_Directive_
Copy out each line exactly as it appears.

Stored entries
* begin *
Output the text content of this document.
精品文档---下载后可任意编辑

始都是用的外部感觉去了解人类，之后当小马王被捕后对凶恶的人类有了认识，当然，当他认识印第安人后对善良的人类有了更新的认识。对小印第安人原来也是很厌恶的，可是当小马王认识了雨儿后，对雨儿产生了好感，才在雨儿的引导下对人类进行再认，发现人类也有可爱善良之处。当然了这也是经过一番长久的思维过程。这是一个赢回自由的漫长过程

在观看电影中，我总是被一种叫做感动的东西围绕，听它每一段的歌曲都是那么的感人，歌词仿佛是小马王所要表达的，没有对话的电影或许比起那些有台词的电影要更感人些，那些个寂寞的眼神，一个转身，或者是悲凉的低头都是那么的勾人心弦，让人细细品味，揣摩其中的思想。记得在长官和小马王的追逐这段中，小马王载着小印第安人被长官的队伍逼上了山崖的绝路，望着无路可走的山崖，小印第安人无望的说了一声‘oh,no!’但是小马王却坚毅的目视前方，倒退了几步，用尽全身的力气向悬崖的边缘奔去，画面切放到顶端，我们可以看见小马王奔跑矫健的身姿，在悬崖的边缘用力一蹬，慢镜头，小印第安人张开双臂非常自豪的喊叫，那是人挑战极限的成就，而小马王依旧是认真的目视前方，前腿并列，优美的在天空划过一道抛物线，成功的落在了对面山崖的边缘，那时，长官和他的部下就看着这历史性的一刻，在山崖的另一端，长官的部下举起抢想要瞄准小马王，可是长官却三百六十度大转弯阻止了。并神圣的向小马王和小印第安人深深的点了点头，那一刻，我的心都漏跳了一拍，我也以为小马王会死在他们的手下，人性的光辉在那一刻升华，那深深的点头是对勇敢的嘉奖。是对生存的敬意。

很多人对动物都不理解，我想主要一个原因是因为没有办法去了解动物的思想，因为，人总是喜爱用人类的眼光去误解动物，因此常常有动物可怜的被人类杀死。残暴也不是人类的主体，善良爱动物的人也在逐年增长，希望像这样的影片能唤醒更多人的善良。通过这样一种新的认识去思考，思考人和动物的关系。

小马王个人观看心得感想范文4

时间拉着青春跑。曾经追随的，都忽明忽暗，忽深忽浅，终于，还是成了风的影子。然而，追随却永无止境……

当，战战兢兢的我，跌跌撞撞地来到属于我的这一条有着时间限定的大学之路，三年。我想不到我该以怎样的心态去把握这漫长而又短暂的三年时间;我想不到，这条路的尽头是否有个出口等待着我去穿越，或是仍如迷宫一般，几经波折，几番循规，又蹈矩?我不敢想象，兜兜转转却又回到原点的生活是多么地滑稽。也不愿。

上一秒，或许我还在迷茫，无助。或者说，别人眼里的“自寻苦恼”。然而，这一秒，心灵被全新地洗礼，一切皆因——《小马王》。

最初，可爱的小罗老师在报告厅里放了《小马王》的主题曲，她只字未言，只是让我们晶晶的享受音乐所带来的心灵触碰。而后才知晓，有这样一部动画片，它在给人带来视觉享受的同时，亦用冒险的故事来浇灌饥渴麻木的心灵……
* end *
_Result of this exercise_
Output the text content of this document.
精品文档---下载后可任意编辑

始都是用的外部感觉去了解人类，之后当小马王被捕后对凶恶的人类有了认识，当然，当他认识印第安人后对善良的人类有了更新的认识。对小印第安人原来也是很厌恶的，可是当小马王认识了雨儿后，对雨儿产生了好感，才在雨儿的引导下对人类进行再认，发现人类也有可爱善良之处。当然了这也是经过一番长久的思维过程。这是一个赢回自由的漫长过程

在观看电影中，我总是被一种叫做感动的东西围绕，听它每一段的歌曲都是那么的感人，歌词仿佛是小马王所要表达的，没有对话的电影或许比起那些有台词的电影要更感人些，那些个寂寞的眼神，一个转身，或者是悲凉的低头都是那么的勾人心弦，让人细细品味，揣摩其中的思想。记得在长官和小马王的追逐这段中，小马王载着小印第安人被长官的队伍逼上了山崖的绝路，望着无路可走的山崖，小印第安人无望的说了一声‘oh,no!’但是小马王却坚毅的目视前方，倒退了几步，用尽全身的力气向悬崖的边缘奔去，画面切放到顶端，我们可以看见小马王奔跑矫健的身姿，在悬崖的边缘用力一蹬，慢镜头，小印第安人张开双臂非常自豪的喊叫，那是人挑战极限的成就，而小马王依旧是认真的目视前方，前腿并列，优美的在天空划过一道抛物线，成功的落在了对面山崖的边缘，那时，长官和他的部下就看着这历史性的一刻，在山崖的另一端，长官的部下举起抢想要瞄准小马王，可是长官却三百六十度大转弯阻止了。并神圣的向小马王和小印第安人深深的点了点头，那一刻，我的心都漏跳了一拍，我也以为小马王会死在他们的手下，人性的光辉在那一刻升华，那深深的点头是对勇敢的嘉奖。是对生存的敬意。

很多人对动物都不理解，我想主要一个原因是因为没有办法去了解动物的思想，因为，人总是喜爱用人类的眼光去误解动物，因此常常有动物可怜的被人类杀死。残暴也不是人类的主体，善良爱动物的人也在逐年增长，希望像这样的影片能唤醒更多人的善良。通过这样一种新的认识去思考，思考人和动物的关系。

小马王个人观看心得感想范文4

时间拉着青春跑。曾经追随的，都忽明忽暗，忽深忽浅，终于，还是成了风的影子。然而，追随却永无止境……

当，战战兢兢的我，跌跌撞撞地来到属于我的这一条有着时间限定的大学之路，三年。我想不到我该以怎样的心态去把握这漫长而又短暂的三年时间;我想不到，这条路的尽头是否有个出口等待着我去穿越，或是仍如迷宫一般，几经波折，几番循规，又蹈矩?我不敢想象，兜兜转转却又回到原点的生活是多么地滑稽。也不愿。

上一秒，或许我还在迷茫，无助。或者说，别人眼里的“自寻苦恼”。然而，这一秒，心灵被全新地洗礼，一切皆因——《小马王》。

最初，可爱的小罗老师在报告厅里放了《小马王》的主题曲，她只字未言，只是让我们晶晶的享受音乐所带来的心灵触碰。而后才知晓，有这样一部动画片，它在给人带来视觉享受的同时，亦用冒险的故事来浇灌饥渴麻木的心灵……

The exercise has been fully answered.